__TASK GOAL__
Set out every line bearing the string "JSON".

(Entries from a dataset)
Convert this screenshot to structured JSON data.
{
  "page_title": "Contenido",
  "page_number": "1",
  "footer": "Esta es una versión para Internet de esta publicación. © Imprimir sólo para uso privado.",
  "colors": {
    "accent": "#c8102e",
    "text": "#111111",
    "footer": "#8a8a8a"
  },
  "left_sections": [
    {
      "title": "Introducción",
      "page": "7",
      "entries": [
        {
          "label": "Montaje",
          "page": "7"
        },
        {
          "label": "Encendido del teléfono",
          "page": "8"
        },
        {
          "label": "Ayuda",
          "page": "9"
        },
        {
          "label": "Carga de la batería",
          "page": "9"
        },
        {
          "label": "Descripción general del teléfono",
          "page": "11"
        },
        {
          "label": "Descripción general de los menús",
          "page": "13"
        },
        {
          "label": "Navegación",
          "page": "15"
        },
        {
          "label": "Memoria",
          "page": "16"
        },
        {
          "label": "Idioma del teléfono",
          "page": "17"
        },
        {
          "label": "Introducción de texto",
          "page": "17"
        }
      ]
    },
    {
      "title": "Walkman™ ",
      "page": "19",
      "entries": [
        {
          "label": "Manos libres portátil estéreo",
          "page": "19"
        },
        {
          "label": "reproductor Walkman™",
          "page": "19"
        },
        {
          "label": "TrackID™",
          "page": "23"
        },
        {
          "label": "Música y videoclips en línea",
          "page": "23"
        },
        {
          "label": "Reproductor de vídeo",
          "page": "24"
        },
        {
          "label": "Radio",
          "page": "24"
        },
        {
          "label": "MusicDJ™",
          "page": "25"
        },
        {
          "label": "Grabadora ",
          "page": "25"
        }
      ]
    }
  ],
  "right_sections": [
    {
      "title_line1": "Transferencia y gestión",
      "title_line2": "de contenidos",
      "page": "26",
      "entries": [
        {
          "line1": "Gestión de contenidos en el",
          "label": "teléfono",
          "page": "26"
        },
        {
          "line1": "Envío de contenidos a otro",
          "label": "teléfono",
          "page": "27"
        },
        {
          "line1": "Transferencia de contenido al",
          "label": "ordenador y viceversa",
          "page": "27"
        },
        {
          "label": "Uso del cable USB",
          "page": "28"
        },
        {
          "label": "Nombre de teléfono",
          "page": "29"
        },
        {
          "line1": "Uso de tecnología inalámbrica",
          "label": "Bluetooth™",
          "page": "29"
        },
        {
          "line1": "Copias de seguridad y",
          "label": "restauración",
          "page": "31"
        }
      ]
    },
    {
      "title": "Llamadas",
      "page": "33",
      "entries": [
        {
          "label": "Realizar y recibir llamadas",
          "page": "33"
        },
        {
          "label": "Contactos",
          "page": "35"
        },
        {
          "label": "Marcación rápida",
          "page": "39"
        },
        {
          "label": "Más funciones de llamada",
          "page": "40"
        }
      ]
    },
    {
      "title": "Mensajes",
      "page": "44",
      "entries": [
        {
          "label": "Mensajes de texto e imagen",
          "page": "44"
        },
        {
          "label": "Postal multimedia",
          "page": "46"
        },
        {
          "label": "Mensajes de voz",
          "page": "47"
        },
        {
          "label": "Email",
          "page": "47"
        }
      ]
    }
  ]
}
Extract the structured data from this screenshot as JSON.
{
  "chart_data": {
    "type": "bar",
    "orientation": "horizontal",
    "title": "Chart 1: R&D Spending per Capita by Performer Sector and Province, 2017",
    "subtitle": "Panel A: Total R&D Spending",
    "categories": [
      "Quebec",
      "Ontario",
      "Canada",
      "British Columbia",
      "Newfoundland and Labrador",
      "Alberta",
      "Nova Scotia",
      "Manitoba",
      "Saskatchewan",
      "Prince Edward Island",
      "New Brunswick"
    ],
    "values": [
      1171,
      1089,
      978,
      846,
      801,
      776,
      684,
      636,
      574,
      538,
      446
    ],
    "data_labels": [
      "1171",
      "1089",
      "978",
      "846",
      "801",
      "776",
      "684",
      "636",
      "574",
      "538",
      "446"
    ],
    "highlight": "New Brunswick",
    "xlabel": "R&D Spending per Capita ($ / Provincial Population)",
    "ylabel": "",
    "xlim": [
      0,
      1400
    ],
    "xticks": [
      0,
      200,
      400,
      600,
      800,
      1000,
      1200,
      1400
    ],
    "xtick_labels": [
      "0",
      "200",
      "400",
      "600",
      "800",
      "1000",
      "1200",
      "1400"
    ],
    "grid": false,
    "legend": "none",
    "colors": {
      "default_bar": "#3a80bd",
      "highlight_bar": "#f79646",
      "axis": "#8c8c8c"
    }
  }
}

==

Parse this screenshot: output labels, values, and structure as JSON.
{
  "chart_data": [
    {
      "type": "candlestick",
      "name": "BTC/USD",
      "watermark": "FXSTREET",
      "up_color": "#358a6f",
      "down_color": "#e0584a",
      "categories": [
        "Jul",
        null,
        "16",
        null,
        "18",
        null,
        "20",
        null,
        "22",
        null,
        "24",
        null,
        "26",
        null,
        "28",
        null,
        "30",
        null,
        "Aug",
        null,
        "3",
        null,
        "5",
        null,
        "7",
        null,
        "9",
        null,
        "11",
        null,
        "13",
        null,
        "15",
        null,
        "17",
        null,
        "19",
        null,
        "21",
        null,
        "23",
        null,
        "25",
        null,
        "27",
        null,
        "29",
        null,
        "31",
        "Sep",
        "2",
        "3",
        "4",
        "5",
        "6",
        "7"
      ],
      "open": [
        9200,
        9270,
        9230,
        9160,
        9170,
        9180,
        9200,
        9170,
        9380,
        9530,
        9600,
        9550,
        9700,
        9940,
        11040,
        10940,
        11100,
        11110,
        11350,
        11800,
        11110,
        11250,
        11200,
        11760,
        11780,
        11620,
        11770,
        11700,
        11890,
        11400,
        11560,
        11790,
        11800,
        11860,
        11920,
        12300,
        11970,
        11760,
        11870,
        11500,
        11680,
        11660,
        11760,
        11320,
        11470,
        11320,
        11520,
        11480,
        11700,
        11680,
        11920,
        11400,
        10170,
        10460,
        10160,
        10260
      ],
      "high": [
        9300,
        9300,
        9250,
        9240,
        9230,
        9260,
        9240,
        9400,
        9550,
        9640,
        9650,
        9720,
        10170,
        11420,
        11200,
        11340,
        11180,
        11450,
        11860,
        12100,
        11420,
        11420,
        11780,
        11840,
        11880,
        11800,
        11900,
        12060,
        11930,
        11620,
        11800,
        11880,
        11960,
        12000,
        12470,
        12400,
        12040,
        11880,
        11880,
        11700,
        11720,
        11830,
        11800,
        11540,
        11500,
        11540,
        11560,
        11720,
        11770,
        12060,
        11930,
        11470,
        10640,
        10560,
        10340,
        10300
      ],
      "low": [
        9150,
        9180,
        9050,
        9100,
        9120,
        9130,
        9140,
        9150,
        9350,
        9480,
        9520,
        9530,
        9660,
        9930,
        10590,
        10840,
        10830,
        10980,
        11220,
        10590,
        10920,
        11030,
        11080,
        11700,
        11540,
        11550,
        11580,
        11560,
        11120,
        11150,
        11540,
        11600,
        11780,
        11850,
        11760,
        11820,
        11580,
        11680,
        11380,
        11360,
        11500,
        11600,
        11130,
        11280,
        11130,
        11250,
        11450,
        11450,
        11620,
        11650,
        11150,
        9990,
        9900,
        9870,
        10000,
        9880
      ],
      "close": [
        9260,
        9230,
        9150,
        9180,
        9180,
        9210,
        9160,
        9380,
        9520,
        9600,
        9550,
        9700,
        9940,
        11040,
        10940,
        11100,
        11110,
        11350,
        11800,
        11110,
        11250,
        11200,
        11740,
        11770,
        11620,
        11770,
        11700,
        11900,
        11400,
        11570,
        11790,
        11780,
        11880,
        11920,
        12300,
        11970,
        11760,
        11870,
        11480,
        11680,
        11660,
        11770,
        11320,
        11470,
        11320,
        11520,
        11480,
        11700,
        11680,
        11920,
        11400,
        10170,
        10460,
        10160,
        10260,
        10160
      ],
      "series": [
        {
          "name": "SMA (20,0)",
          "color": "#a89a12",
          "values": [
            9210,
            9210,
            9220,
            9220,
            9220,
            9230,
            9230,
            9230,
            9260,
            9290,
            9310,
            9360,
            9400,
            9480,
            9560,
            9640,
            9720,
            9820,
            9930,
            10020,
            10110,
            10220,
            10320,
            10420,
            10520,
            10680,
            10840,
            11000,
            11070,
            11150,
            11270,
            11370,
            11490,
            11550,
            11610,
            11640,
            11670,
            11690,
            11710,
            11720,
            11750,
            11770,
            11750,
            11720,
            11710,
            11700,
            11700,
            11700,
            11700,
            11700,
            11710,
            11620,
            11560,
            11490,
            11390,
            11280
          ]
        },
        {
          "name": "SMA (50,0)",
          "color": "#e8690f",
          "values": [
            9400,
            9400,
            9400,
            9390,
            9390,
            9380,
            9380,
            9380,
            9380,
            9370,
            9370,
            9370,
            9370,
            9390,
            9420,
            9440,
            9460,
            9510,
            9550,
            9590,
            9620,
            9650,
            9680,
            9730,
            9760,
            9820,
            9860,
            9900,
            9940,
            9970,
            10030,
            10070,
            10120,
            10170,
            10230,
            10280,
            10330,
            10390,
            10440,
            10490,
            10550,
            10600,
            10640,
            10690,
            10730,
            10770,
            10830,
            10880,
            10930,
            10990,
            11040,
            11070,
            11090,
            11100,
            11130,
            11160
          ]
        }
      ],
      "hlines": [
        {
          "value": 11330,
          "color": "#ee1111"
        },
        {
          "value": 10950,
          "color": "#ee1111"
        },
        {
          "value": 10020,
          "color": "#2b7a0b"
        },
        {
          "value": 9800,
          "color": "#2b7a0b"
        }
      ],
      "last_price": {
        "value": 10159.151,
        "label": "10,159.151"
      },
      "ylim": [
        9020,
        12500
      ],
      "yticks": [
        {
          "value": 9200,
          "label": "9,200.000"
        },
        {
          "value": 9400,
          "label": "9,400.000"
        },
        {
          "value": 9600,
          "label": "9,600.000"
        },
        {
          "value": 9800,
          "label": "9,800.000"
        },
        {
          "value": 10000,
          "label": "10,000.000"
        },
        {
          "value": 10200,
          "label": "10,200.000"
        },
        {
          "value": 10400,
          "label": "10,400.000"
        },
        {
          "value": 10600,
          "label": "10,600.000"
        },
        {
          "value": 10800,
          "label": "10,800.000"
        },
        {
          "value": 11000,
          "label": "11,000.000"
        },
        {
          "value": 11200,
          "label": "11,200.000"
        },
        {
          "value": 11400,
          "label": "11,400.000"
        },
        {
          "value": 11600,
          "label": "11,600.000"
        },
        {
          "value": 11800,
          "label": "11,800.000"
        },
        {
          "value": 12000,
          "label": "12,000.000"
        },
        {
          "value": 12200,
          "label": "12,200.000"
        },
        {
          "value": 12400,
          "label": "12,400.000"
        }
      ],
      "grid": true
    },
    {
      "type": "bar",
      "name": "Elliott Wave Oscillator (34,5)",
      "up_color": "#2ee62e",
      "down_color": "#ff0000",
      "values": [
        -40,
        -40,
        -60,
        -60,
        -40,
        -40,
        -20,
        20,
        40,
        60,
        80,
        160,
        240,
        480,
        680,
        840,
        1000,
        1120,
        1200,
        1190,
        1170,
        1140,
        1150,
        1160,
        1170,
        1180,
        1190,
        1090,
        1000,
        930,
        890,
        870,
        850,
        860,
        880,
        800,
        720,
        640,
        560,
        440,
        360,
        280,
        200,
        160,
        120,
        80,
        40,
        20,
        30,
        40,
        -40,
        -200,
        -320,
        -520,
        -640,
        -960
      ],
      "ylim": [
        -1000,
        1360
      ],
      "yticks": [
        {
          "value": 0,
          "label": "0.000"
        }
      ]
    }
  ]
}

__COMPLETE RESPONSE__
Convert this screenshot to structured JSON data.
Extract the structured data from this screenshot as JSON.
Parse this screenshot: output labels, values, and structure as JSON.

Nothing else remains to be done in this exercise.